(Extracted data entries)
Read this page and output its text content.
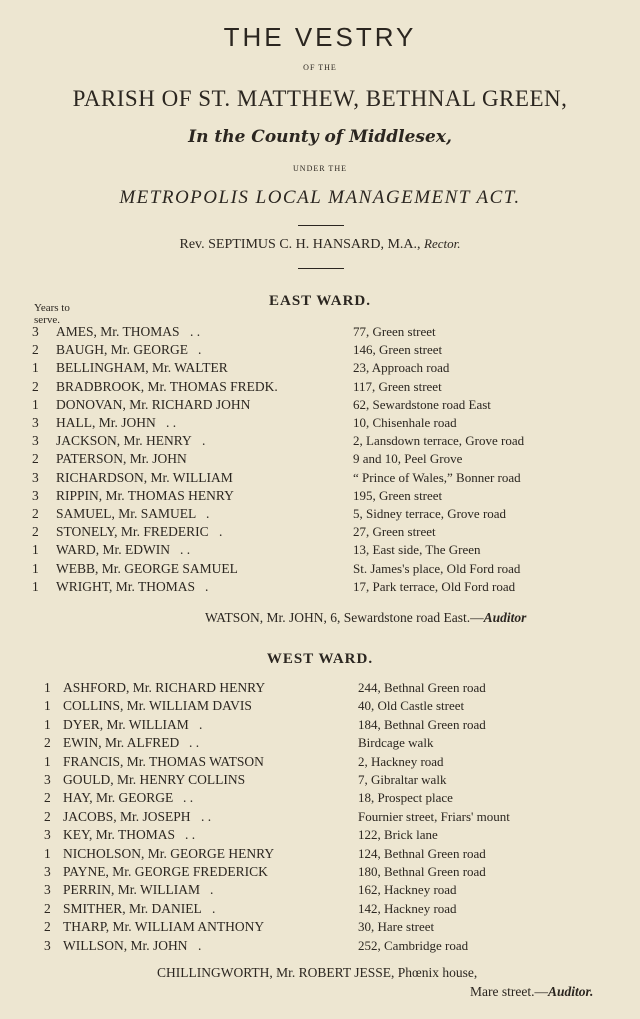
THE VESTRY
OF THE
PARISH OF ST. MATTHEW, BETHNAL GREEN,
In the County of Middlesex,
UNDER THE
METROPOLIS LOCAL MANAGEMENT ACT.
Rev. SEPTIMUS C. H. HANSARD, M.A., Rector.
Years to serve.
EAST WARD.
3 AMES, Mr. THOMAS . .	77, Green street
2 BAUGH, Mr. GEORGE .	146, Green street
1 BELLINGHAM, Mr. WALTER	23, Approach road
2 BRADBROOK, Mr. THOMAS FREDK.	117, Green street
1 DONOVAN, Mr. RICHARD JOHN	62, Sewardstone road East
3 HALL, Mr. JOHN . .	10, Chisenhale road
3 JACKSON, Mr. HENRY .	2, Lansdown terrace, Grove road
2 PATERSON, Mr. JOHN	9 and 10, Peel Grove
3 RICHARDSON, Mr. WILLIAM	“ Prince of Wales,” Bonner road
3 RIPPIN, Mr. THOMAS HENRY	195, Green street
2 SAMUEL, Mr. SAMUEL .	5, Sidney terrace, Grove road
2 STONELY, Mr. FREDERIC .	27, Green street
1 WARD, Mr. EDWIN . .	13, East side, The Green
1 WEBB, Mr. GEORGE SAMUEL	St. James's place, Old Ford road
1 WRIGHT, Mr. THOMAS .	17, Park terrace, Old Ford road
WATSON, Mr. JOHN, 6, Sewardstone road East.—Auditor
WEST WARD.
1 ASHFORD, Mr. RICHARD HENRY	244, Bethnal Green road
1 COLLINS, Mr. WILLIAM DAVIS	40, Old Castle street
1 DYER, Mr. WILLIAM .	184, Bethnal Green road
2 EWIN, Mr. ALFRED . .	Birdcage walk
1 FRANCIS, Mr. THOMAS WATSON	2, Hackney road
3 GOULD, Mr. HENRY COLLINS	7, Gibraltar walk
2 HAY, Mr. GEORGE . .	18, Prospect place
2 JACOBS, Mr. JOSEPH . .	Fournier street, Friars' mount
3 KEY, Mr. THOMAS . .	122, Brick lane
1 NICHOLSON, Mr. GEORGE HENRY	124, Bethnal Green road
3 PAYNE, Mr. GEORGE FREDERICK	180, Bethnal Green road
3 PERRIN, Mr. WILLIAM .	162, Hackney road
2 SMITHER, Mr. DANIEL .	142, Hackney road
2 THARP, Mr. WILLIAM ANTHONY	30, Hare street
3 WILLSON, Mr. JOHN .	252, Cambridge road
CHILLINGWORTH, Mr. ROBERT JESSE, Phœnix house,
Mare street.—Auditor.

Goal: Each line above that holds the string "WATSON" should be copied and shown.

Result of this task:
WATSON, Mr. JOHN, 6, Sewardstone road East.—Auditor
1 FRANCIS, Mr. THOMAS WATSON	2, Hackney road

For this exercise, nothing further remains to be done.